Determine the number of lines in these entries that hold the word "image". Give the number and nothing more.

* START *

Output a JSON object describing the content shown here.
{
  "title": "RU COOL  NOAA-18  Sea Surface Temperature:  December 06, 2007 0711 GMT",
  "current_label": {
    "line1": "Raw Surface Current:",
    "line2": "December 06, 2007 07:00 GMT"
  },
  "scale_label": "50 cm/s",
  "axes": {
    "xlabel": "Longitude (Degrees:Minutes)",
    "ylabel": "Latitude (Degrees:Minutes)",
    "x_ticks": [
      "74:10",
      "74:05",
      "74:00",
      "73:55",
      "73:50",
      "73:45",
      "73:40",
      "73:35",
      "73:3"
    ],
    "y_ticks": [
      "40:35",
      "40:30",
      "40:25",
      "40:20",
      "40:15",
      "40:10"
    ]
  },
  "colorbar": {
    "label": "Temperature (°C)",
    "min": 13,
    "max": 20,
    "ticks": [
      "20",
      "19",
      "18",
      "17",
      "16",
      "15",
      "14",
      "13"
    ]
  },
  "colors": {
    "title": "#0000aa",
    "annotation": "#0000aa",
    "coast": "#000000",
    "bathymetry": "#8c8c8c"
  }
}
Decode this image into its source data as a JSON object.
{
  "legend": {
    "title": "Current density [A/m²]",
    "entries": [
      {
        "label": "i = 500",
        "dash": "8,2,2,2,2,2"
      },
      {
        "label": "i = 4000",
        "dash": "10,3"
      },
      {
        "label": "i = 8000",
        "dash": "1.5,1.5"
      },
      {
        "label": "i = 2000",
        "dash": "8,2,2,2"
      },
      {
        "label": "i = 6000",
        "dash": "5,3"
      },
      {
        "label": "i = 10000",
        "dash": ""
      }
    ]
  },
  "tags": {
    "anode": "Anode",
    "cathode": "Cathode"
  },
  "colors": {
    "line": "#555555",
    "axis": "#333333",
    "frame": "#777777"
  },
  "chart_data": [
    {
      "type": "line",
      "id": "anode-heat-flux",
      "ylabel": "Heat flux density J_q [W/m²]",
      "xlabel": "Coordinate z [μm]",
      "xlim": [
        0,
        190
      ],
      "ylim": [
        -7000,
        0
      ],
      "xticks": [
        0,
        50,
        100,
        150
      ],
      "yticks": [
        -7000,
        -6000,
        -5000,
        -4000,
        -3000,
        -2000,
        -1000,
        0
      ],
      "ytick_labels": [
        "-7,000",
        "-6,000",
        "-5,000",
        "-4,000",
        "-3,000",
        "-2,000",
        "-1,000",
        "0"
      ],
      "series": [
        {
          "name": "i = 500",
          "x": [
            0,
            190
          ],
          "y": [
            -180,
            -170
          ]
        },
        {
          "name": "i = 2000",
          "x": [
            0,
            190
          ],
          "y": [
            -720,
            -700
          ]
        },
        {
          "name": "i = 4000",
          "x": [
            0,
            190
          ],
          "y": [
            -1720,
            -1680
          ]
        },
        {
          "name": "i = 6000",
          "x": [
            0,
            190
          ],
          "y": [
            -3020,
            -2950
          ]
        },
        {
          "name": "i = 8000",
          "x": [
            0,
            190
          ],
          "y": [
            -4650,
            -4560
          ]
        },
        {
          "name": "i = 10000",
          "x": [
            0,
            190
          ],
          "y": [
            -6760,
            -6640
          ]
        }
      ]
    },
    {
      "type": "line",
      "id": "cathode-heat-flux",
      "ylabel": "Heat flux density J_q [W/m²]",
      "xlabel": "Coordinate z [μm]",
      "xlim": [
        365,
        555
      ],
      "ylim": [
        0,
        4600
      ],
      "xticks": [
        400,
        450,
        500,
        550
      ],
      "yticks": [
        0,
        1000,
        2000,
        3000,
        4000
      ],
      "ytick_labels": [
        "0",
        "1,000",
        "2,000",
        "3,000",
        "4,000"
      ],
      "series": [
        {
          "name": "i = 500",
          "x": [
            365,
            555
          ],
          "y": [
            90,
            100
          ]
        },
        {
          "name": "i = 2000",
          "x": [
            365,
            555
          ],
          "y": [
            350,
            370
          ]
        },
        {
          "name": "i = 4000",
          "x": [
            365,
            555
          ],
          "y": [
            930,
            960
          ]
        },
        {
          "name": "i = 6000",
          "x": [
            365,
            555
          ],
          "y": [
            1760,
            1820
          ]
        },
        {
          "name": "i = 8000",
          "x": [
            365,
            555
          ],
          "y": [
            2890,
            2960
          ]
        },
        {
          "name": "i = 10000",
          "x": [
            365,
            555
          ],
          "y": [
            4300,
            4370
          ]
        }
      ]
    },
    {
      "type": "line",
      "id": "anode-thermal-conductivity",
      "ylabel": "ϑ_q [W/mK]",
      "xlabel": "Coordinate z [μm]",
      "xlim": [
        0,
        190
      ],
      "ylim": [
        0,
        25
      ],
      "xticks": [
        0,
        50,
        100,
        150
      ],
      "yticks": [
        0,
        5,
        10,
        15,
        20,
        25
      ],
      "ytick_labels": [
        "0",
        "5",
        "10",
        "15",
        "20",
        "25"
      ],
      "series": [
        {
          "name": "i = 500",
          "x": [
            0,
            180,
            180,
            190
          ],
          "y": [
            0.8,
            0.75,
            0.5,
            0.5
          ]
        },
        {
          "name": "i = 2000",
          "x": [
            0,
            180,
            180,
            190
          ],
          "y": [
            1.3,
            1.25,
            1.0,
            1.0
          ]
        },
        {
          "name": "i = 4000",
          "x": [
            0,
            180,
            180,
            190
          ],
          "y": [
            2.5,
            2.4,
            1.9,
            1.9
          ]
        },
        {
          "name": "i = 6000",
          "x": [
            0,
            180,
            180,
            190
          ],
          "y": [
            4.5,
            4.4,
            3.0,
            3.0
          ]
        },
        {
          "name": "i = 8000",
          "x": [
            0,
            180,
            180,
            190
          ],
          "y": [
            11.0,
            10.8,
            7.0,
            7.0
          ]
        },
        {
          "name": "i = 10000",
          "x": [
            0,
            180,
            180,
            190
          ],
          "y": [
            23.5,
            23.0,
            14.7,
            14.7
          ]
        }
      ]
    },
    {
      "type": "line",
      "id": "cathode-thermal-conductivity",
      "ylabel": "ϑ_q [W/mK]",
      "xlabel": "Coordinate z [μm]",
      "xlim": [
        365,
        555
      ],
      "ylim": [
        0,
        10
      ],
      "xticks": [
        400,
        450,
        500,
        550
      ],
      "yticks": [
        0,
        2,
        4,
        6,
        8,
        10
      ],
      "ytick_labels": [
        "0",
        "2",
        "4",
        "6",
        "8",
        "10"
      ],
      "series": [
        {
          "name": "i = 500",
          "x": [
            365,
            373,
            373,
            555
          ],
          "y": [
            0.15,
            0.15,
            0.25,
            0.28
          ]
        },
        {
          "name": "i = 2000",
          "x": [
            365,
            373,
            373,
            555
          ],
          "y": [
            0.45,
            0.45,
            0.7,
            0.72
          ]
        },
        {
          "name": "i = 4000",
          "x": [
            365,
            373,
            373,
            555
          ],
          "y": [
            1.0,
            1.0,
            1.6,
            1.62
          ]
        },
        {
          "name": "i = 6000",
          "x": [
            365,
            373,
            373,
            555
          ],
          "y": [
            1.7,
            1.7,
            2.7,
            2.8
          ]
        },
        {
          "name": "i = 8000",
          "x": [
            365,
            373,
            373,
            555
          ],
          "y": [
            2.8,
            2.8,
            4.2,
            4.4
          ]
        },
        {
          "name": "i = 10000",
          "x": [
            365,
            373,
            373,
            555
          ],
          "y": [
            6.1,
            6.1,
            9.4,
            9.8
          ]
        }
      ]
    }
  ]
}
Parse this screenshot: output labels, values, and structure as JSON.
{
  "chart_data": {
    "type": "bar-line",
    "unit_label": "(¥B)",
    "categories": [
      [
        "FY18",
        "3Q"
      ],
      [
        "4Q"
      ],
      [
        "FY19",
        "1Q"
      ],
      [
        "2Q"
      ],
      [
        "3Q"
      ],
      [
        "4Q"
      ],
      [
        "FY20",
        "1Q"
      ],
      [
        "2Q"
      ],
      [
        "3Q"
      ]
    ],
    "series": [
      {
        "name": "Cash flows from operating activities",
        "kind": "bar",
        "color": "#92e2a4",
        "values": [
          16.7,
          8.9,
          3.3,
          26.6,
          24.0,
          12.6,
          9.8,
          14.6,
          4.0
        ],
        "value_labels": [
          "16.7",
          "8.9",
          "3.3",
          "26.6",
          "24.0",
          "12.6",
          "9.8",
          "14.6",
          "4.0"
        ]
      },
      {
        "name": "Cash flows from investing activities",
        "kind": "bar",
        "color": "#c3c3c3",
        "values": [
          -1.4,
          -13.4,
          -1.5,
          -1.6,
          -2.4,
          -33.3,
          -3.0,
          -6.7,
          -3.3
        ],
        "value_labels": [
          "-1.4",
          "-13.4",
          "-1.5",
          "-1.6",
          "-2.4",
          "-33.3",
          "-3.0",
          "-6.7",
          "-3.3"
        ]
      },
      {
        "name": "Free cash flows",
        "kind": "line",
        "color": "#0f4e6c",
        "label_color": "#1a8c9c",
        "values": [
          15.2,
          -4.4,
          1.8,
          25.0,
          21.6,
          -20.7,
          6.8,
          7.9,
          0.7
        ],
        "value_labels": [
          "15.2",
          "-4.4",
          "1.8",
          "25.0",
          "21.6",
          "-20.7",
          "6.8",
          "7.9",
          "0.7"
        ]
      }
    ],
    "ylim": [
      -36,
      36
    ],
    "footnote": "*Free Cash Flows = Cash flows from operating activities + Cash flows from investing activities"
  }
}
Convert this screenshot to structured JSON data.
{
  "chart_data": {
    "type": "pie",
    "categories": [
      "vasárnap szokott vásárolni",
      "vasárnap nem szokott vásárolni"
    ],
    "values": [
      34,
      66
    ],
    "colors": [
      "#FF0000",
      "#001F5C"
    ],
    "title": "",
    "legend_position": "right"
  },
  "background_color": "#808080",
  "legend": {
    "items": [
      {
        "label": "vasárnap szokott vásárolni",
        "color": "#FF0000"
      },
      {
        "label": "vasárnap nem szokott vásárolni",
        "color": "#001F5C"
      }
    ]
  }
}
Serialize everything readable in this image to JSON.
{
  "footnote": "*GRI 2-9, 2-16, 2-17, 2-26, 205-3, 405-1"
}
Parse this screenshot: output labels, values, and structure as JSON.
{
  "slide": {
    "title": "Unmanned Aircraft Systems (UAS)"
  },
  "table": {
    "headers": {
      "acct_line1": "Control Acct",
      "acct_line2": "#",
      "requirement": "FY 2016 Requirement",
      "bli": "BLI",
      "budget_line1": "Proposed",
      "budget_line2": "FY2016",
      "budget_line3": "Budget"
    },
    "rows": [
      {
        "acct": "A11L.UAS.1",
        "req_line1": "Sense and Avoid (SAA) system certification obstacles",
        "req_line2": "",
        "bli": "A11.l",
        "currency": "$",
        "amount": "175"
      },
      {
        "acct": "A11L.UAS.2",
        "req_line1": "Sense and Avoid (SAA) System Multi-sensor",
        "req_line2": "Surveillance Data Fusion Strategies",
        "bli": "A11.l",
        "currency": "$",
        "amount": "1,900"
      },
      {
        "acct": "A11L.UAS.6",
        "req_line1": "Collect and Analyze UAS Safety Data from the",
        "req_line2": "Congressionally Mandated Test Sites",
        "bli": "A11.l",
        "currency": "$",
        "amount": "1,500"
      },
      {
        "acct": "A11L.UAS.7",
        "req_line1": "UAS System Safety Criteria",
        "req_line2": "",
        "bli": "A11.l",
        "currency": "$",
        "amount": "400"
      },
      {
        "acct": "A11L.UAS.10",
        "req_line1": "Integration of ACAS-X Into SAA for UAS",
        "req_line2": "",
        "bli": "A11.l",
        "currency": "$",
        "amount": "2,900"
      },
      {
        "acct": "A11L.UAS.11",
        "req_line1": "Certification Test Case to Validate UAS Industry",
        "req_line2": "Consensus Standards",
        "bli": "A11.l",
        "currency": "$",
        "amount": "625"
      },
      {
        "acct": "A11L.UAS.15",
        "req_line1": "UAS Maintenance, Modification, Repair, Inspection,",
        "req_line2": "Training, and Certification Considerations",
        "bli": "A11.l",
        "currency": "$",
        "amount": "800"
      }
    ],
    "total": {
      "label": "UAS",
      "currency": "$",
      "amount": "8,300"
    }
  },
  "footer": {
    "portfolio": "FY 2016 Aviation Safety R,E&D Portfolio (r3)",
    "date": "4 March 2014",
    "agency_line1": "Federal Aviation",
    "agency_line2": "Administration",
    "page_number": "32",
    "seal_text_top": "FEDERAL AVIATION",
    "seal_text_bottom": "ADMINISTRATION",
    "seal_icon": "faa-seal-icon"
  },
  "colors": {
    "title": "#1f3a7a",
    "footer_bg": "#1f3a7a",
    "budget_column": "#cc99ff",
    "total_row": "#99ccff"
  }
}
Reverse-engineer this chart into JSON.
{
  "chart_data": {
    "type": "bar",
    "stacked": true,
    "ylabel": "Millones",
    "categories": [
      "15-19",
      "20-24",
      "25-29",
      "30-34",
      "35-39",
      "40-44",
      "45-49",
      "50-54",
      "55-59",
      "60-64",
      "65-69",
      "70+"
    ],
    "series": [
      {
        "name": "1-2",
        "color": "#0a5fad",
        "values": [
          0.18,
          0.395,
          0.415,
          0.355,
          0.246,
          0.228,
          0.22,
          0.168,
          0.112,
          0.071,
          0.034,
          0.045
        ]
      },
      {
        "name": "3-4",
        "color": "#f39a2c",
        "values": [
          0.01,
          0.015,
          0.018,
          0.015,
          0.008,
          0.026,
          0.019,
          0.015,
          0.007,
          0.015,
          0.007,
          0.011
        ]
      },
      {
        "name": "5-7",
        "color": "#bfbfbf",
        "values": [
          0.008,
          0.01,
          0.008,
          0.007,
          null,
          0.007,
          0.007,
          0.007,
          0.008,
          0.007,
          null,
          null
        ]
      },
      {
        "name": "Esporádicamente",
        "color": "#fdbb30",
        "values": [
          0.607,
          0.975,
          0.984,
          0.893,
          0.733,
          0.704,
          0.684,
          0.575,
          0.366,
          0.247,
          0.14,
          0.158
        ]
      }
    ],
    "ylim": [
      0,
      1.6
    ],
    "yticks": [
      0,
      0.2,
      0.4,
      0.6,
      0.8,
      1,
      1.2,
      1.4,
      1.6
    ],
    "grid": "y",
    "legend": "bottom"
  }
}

* END *

#### [Full output]
2